───── The records ─────

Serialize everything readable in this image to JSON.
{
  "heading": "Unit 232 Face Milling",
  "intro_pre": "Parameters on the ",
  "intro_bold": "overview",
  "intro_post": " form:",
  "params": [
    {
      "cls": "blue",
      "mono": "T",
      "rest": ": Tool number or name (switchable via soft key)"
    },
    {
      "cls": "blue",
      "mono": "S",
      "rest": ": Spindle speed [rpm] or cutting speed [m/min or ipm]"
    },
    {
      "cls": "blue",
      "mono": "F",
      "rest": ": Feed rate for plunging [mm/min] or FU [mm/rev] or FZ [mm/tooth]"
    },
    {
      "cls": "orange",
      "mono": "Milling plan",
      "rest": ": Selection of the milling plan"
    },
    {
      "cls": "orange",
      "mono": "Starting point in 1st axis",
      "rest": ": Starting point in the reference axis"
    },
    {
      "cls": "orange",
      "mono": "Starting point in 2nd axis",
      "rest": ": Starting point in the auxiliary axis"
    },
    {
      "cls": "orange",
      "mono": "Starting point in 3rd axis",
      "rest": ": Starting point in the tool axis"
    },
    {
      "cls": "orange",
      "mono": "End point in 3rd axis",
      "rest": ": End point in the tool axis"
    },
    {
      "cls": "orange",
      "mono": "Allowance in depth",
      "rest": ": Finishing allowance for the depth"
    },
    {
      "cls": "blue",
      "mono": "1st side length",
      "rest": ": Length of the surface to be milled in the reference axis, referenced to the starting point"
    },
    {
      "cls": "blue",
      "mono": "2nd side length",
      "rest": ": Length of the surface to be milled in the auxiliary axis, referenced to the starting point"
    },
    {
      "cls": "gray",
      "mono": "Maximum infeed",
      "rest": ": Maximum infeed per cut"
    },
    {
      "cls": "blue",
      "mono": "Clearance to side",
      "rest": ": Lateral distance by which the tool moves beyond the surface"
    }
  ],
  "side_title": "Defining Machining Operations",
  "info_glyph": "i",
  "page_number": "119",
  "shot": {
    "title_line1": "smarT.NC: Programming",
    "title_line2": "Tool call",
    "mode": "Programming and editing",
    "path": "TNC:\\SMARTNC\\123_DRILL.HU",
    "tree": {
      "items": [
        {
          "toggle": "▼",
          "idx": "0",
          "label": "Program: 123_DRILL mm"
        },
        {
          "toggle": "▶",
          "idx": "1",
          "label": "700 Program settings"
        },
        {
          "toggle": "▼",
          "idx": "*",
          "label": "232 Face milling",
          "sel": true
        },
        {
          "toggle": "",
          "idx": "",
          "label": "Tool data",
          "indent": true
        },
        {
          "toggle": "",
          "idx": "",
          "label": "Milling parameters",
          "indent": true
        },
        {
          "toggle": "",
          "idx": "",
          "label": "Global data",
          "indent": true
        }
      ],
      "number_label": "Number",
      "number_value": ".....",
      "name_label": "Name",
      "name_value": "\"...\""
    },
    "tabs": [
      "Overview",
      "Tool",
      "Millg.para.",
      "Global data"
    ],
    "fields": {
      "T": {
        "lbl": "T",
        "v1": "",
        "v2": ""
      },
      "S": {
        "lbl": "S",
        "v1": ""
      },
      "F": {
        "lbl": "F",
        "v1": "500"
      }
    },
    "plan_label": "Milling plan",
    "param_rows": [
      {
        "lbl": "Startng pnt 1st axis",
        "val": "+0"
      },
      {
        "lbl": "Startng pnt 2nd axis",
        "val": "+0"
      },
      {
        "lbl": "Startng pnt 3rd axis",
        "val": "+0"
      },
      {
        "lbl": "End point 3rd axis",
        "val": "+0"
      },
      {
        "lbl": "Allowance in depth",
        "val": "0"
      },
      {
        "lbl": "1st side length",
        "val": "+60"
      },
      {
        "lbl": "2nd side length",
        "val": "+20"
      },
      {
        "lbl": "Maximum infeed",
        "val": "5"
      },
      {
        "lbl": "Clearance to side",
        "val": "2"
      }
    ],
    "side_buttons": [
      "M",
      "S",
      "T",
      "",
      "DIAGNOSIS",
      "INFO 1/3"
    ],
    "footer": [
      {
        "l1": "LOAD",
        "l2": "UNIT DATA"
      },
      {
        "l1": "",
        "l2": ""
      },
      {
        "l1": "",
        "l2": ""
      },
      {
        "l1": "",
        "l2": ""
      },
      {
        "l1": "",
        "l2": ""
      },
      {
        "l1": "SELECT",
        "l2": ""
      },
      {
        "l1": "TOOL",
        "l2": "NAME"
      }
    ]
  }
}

─────

• Your goal:
Retype all of the material, keeping each line exact.

• Full answer:
Serialize everything readable in this image to JSON.
{
  "heading": "Unit 232 Face Milling",
  "intro_pre": "Parameters on the ",
  "intro_bold": "overview",
  "intro_post": " form:",
  "params": [
    {
      "cls": "blue",
      "mono": "T",
      "rest": ": Tool number or name (switchable via soft key)"
    },
    {
      "cls": "blue",
      "mono": "S",
      "rest": ": Spindle speed [rpm] or cutting speed [m/min or ipm]"
    },
    {
      "cls": "blue",
      "mono": "F",
      "rest": ": Feed rate for plunging [mm/min] or FU [mm/rev] or FZ [mm/tooth]"
    },
    {
      "cls": "orange",
      "mono": "Milling plan",
      "rest": ": Selection of the milling plan"
    },
    {
      "cls": "orange",
      "mono": "Starting point in 1st axis",
      "rest": ": Starting point in the reference axis"
    },
    {
      "cls": "orange",
      "mono": "Starting point in 2nd axis",
      "rest": ": Starting point in the auxiliary axis"
    },
    {
      "cls": "orange",
      "mono": "Starting point in 3rd axis",
      "rest": ": Starting point in the tool axis"
    },
    {
      "cls": "orange",
      "mono": "End point in 3rd axis",
      "rest": ": End point in the tool axis"
    },
    {
      "cls": "orange",
      "mono": "Allowance in depth",
      "rest": ": Finishing allowance for the depth"
    },
    {
      "cls": "blue",
      "mono": "1st side length",
      "rest": ": Length of the surface to be milled in the reference axis, referenced to the starting point"
    },
    {
      "cls": "blue",
      "mono": "2nd side length",
      "rest": ": Length of the surface to be milled in the auxiliary axis, referenced to the starting point"
    },
    {
      "cls": "gray",
      "mono": "Maximum infeed",
      "rest": ": Maximum infeed per cut"
    },
    {
      "cls": "blue",
      "mono": "Clearance to side",
      "rest": ": Lateral distance by which the tool moves beyond the surface"
    }
  ],
  "side_title": "Defining Machining Operations",
  "info_glyph": "i",
  "page_number": "119",
  "shot": {
    "title_line1": "smarT.NC: Programming",
    "title_line2": "Tool call",
    "mode": "Programming and editing",
    "path": "TNC:\\SMARTNC\\123_DRILL.HU",
    "tree": {
      "items": [
        {
          "toggle": "▼",
          "idx": "0",
          "label": "Program: 123_DRILL mm"
        },
        {
          "toggle": "▶",
          "idx": "1",
          "label": "700 Program settings"
        },
        {
          "toggle": "▼",
          "idx": "*",
          "label": "232 Face milling",
          "sel": true
        },
        {
          "toggle": "",
          "idx": "",
          "label": "Tool data",
          "indent": true
        },
        {
          "toggle": "",
          "idx": "",
          "label": "Milling parameters",
          "indent": true
        },
        {
          "toggle": "",
          "idx": "",
          "label": "Global data",
          "indent": true
        }
      ],
      "number_label": "Number",
      "number_value": ".....",
      "name_label": "Name",
      "name_value": "\"...\""
    },
    "tabs": [
      "Overview",
      "Tool",
      "Millg.para.",
      "Global data"
    ],
    "fields": {
      "T": {
        "lbl": "T",
        "v1": "",
        "v2": ""
      },
      "S": {
        "lbl": "S",
        "v1": ""
      },
      "F": {
        "lbl": "F",
        "v1": "500"
      }
    },
    "plan_label": "Milling plan",
    "param_rows": [
      {
        "lbl": "Startng pnt 1st axis",
        "val": "+0"
      },
      {
        "lbl": "Startng pnt 2nd axis",
        "val": "+0"
      },
      {
        "lbl": "Startng pnt 3rd axis",
        "val": "+0"
      },
      {
        "lbl": "End point 3rd axis",
        "val": "+0"
      },
      {
        "lbl": "Allowance in depth",
        "val": "0"
      },
      {
        "lbl": "1st side length",
        "val": "+60"
      },
      {
        "lbl": "2nd side length",
        "val": "+20"
      },
      {
        "lbl": "Maximum infeed",
        "val": "5"
      },
      {
        "lbl": "Clearance to side",
        "val": "2"
      }
    ],
    "side_buttons": [
      "M",
      "S",
      "T",
      "",
      "DIAGNOSIS",
      "INFO 1/3"
    ],
    "footer": [
      {
        "l1": "LOAD",
        "l2": "UNIT DATA"
      },
      {
        "l1": "",
        "l2": ""
      },
      {
        "l1": "",
        "l2": ""
      },
      {
        "l1": "",
        "l2": ""
      },
      {
        "l1": "",
        "l2": ""
      },
      {
        "l1": "SELECT",
        "l2": ""
      },
      {
        "l1": "TOOL",
        "l2": "NAME"
      }
    ]
  }
}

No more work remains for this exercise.